-- Start THE RECORDS --

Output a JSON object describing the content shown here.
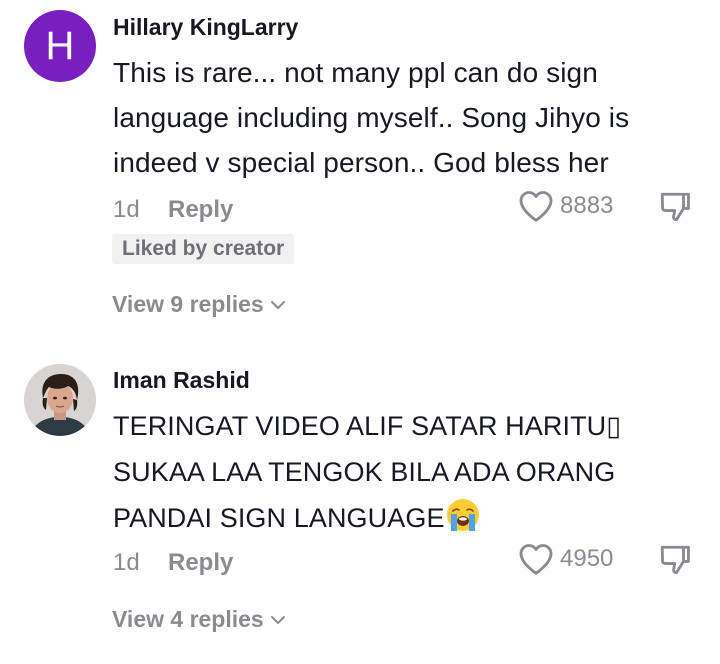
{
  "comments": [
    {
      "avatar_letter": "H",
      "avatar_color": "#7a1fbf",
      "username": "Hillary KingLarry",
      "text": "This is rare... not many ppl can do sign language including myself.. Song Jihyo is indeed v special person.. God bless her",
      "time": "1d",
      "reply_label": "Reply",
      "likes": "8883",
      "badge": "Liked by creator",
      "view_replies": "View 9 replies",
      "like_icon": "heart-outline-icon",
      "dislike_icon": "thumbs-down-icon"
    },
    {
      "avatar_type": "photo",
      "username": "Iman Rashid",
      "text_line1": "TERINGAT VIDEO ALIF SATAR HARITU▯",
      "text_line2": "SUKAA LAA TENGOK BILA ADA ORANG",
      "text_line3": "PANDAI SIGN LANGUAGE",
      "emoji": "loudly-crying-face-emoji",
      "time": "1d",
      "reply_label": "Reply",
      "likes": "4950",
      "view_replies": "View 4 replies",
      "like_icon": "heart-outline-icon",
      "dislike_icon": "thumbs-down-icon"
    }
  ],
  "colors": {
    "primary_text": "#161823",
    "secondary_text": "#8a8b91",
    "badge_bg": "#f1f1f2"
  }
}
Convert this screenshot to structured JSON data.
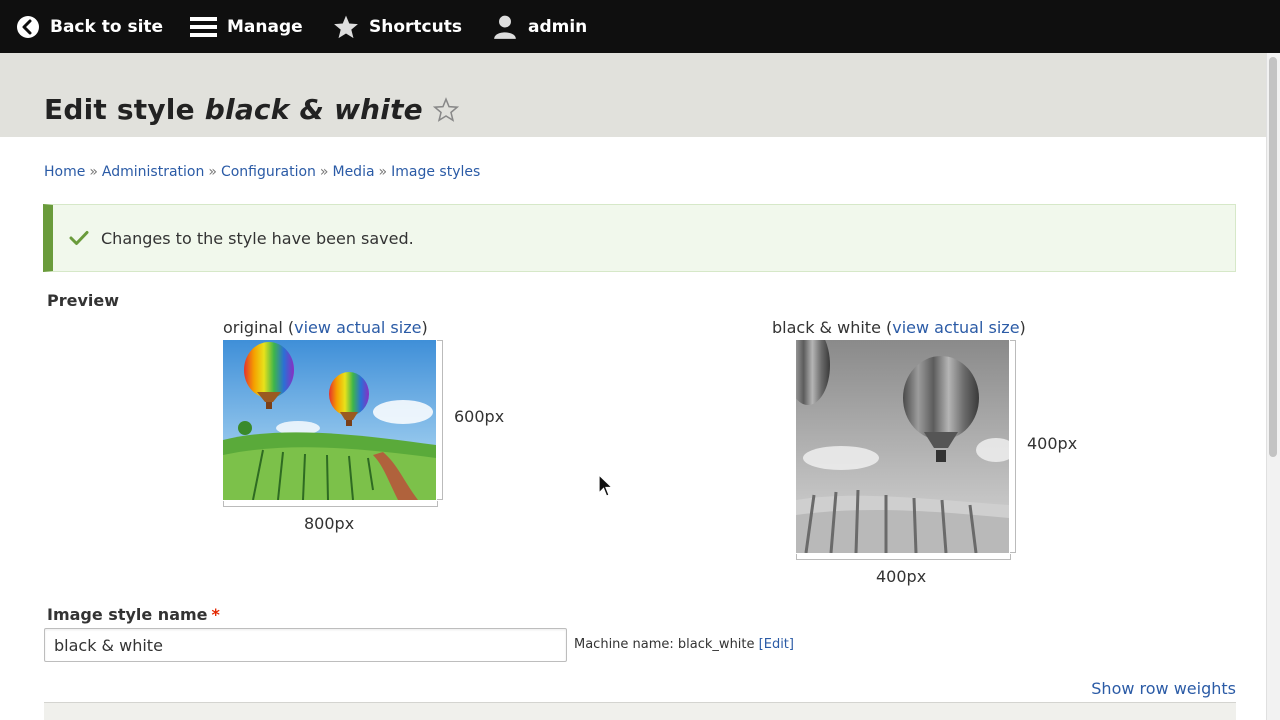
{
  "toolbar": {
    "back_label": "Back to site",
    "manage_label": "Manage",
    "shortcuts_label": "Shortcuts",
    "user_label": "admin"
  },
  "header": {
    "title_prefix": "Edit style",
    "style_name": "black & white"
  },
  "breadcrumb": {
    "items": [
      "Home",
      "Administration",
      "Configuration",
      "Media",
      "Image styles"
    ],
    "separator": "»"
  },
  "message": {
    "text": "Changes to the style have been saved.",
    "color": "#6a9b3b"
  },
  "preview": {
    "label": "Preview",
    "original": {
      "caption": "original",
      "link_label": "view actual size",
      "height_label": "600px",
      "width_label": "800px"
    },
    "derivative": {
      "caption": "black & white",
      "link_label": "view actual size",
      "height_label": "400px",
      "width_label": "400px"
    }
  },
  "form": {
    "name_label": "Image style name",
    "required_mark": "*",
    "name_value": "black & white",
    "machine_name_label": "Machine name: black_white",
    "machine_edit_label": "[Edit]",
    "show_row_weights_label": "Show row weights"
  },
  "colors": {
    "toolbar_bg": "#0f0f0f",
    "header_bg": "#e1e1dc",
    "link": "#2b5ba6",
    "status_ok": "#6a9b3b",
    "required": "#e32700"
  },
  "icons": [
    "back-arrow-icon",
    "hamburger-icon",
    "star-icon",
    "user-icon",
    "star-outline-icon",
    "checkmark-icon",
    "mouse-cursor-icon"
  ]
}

-- End THE RECORDS --

__WHAT YOU NEED TO DO__.
Repeat the data exactly, without the pictures.

__ANSWER TO THE PROBLEM__.
Output a JSON object describing the content shown here.
{
  "comments": [
    {
      "avatar_letter": "H",
      "avatar_color": "#7a1fbf",
      "username": "Hillary KingLarry",
      "text": "This is rare... not many ppl can do sign language including myself.. Song Jihyo is indeed v special person.. God bless her",
      "time": "1d",
      "reply_label": "Reply",
      "likes": "8883",
      "badge": "Liked by creator",
      "view_replies": "View 9 replies",
      "like_icon": "heart-outline-icon",
      "dislike_icon": "thumbs-down-icon"
    },
    {
      "avatar_type": "photo",
      "username": "Iman Rashid",
      "text_line1": "TERINGAT VIDEO ALIF SATAR HARITU▯",
      "text_line2": "SUKAA LAA TENGOK BILA ADA ORANG",
      "text_line3": "PANDAI SIGN LANGUAGE",
      "emoji": "loudly-crying-face-emoji",
      "time": "1d",
      "reply_label": "Reply",
      "likes": "4950",
      "view_replies": "View 4 replies",
      "like_icon": "heart-outline-icon",
      "dislike_icon": "thumbs-down-icon"
    }
  ],
  "colors": {
    "primary_text": "#161823",
    "secondary_text": "#8a8b91",
    "badge_bg": "#f1f1f2"
  }
}
Convert this screenshot to structured JSON data.
{
  "toolbar": {
    "back_label": "Back to site",
    "manage_label": "Manage",
    "shortcuts_label": "Shortcuts",
    "user_label": "admin"
  },
  "header": {
    "title_prefix": "Edit style",
    "style_name": "black & white"
  },
  "breadcrumb": {
    "items": [
      "Home",
      "Administration",
      "Configuration",
      "Media",
      "Image styles"
    ],
    "separator": "»"
  },
  "message": {
    "text": "Changes to the style have been saved.",
    "color": "#6a9b3b"
  },
  "preview": {
    "label": "Preview",
    "original": {
      "caption": "original",
      "link_label": "view actual size",
      "height_label": "600px",
      "width_label": "800px"
    },
    "derivative": {
      "caption": "black & white",
      "link_label": "view actual size",
      "height_label": "400px",
      "width_label": "400px"
    }
  },
  "form": {
    "name_label": "Image style name",
    "required_mark": "*",
    "name_value": "black & white",
    "machine_name_label": "Machine name: black_white",
    "machine_edit_label": "[Edit]",
    "show_row_weights_label": "Show row weights"
  },
  "colors": {
    "toolbar_bg": "#0f0f0f",
    "header_bg": "#e1e1dc",
    "link": "#2b5ba6",
    "status_ok": "#6a9b3b",
    "required": "#e32700"
  },
  "icons": [
    "back-arrow-icon",
    "hamburger-icon",
    "star-icon",
    "user-icon",
    "star-outline-icon",
    "checkmark-icon",
    "mouse-cursor-icon"
  ]
}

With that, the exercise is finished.